What you need to do
Every record must be repeated exactly; omit any pictures they contain.

A run of records

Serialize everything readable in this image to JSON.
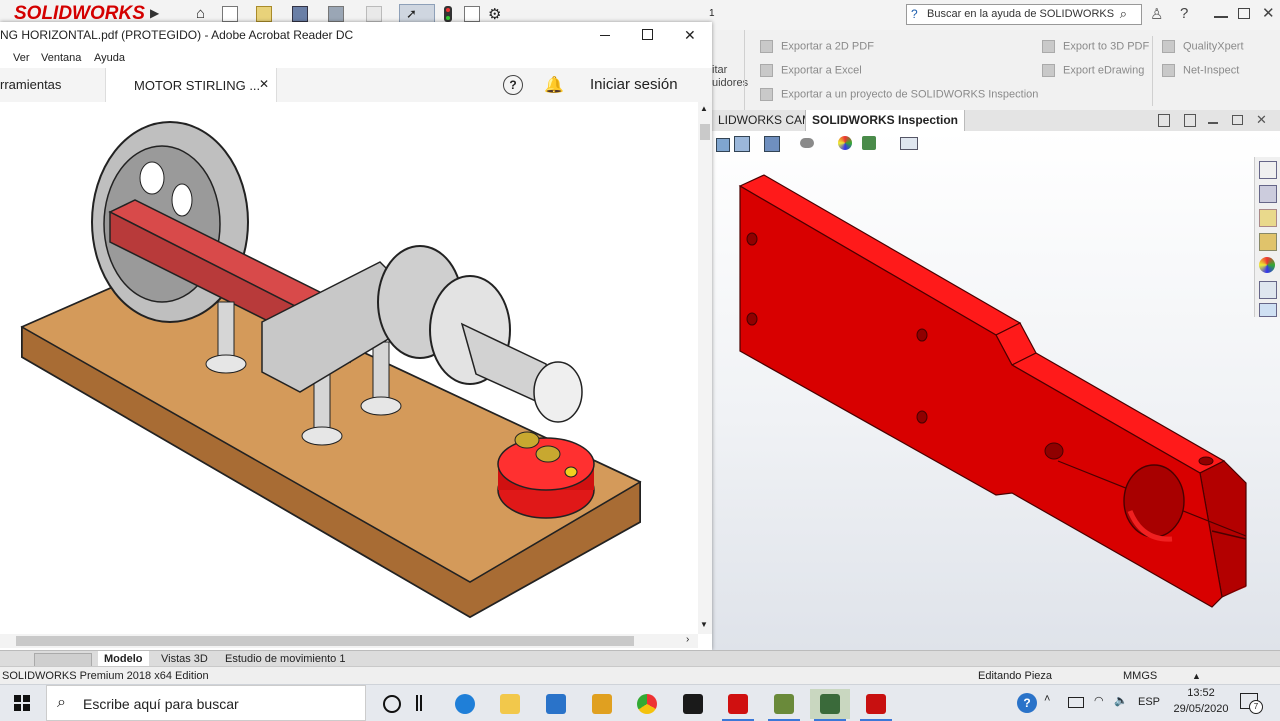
{
  "solidworks": {
    "logo": "SOLIDWORKS",
    "counter": "1",
    "search_placeholder": "Buscar en la ayuda de SOLIDWORKS",
    "ribbon": {
      "partial_label_1": "itar",
      "partial_label_2": "uidores",
      "export_2d_pdf": "Exportar a 2D PDF",
      "export_excel": "Exportar a Excel",
      "export_project": "Exportar a un proyecto de SOLIDWORKS Inspection",
      "export_3d_pdf": "Export to 3D PDF",
      "export_edrawing": "Export eDrawing",
      "qualityxpert": "QualityXpert",
      "net_inspect": "Net-Inspect"
    },
    "tabs": [
      "LIDWORKS CAM",
      "SOLIDWORKS Inspection"
    ],
    "model_tabs": [
      "Modelo",
      "Vistas 3D",
      "Estudio de movimiento 1"
    ],
    "status": {
      "edition": "SOLIDWORKS Premium 2018 x64 Edition",
      "editing": "Editando Pieza",
      "units": "MMGS"
    },
    "part_color": "#cc0000"
  },
  "acrobat": {
    "title": "NG HORIZONTAL.pdf (PROTEGIDO) - Adobe Acrobat Reader DC",
    "menu": [
      "Ver",
      "Ventana",
      "Ayuda"
    ],
    "tab_tools": "rramientas",
    "tab_doc": "MOTOR STIRLING ...",
    "signin": "Iniciar sesión"
  },
  "taskbar": {
    "search_placeholder": "Escribe aquí para buscar",
    "language": "ESP",
    "time": "13:52",
    "date": "29/05/2020",
    "notifications": "7"
  },
  "icons": [
    "windows-start-icon",
    "search-icon",
    "cortana-icon",
    "task-view-icon",
    "edge-icon",
    "explorer-icon",
    "mail-icon",
    "sketch-icon",
    "chrome-icon",
    "dropbox-icon",
    "acrobat-icon",
    "solidworks-icon"
  ]
}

Output below
Serialize everything readable in this image to JSON.
{
  "solidworks": {
    "logo": "SOLIDWORKS",
    "counter": "1",
    "search_placeholder": "Buscar en la ayuda de SOLIDWORKS",
    "ribbon": {
      "partial_label_1": "itar",
      "partial_label_2": "uidores",
      "export_2d_pdf": "Exportar a 2D PDF",
      "export_excel": "Exportar a Excel",
      "export_project": "Exportar a un proyecto de SOLIDWORKS Inspection",
      "export_3d_pdf": "Export to 3D PDF",
      "export_edrawing": "Export eDrawing",
      "qualityxpert": "QualityXpert",
      "net_inspect": "Net-Inspect"
    },
    "tabs": [
      "LIDWORKS CAM",
      "SOLIDWORKS Inspection"
    ],
    "model_tabs": [
      "Modelo",
      "Vistas 3D",
      "Estudio de movimiento 1"
    ],
    "status": {
      "edition": "SOLIDWORKS Premium 2018 x64 Edition",
      "editing": "Editando Pieza",
      "units": "MMGS"
    },
    "part_color": "#cc0000"
  },
  "acrobat": {
    "title": "NG HORIZONTAL.pdf (PROTEGIDO) - Adobe Acrobat Reader DC",
    "menu": [
      "Ver",
      "Ventana",
      "Ayuda"
    ],
    "tab_tools": "rramientas",
    "tab_doc": "MOTOR STIRLING ...",
    "signin": "Iniciar sesión"
  },
  "taskbar": {
    "search_placeholder": "Escribe aquí para buscar",
    "language": "ESP",
    "time": "13:52",
    "date": "29/05/2020",
    "notifications": "7"
  },
  "icons": [
    "windows-start-icon",
    "search-icon",
    "cortana-icon",
    "task-view-icon",
    "edge-icon",
    "explorer-icon",
    "mail-icon",
    "sketch-icon",
    "chrome-icon",
    "dropbox-icon",
    "acrobat-icon",
    "solidworks-icon"
  ]
}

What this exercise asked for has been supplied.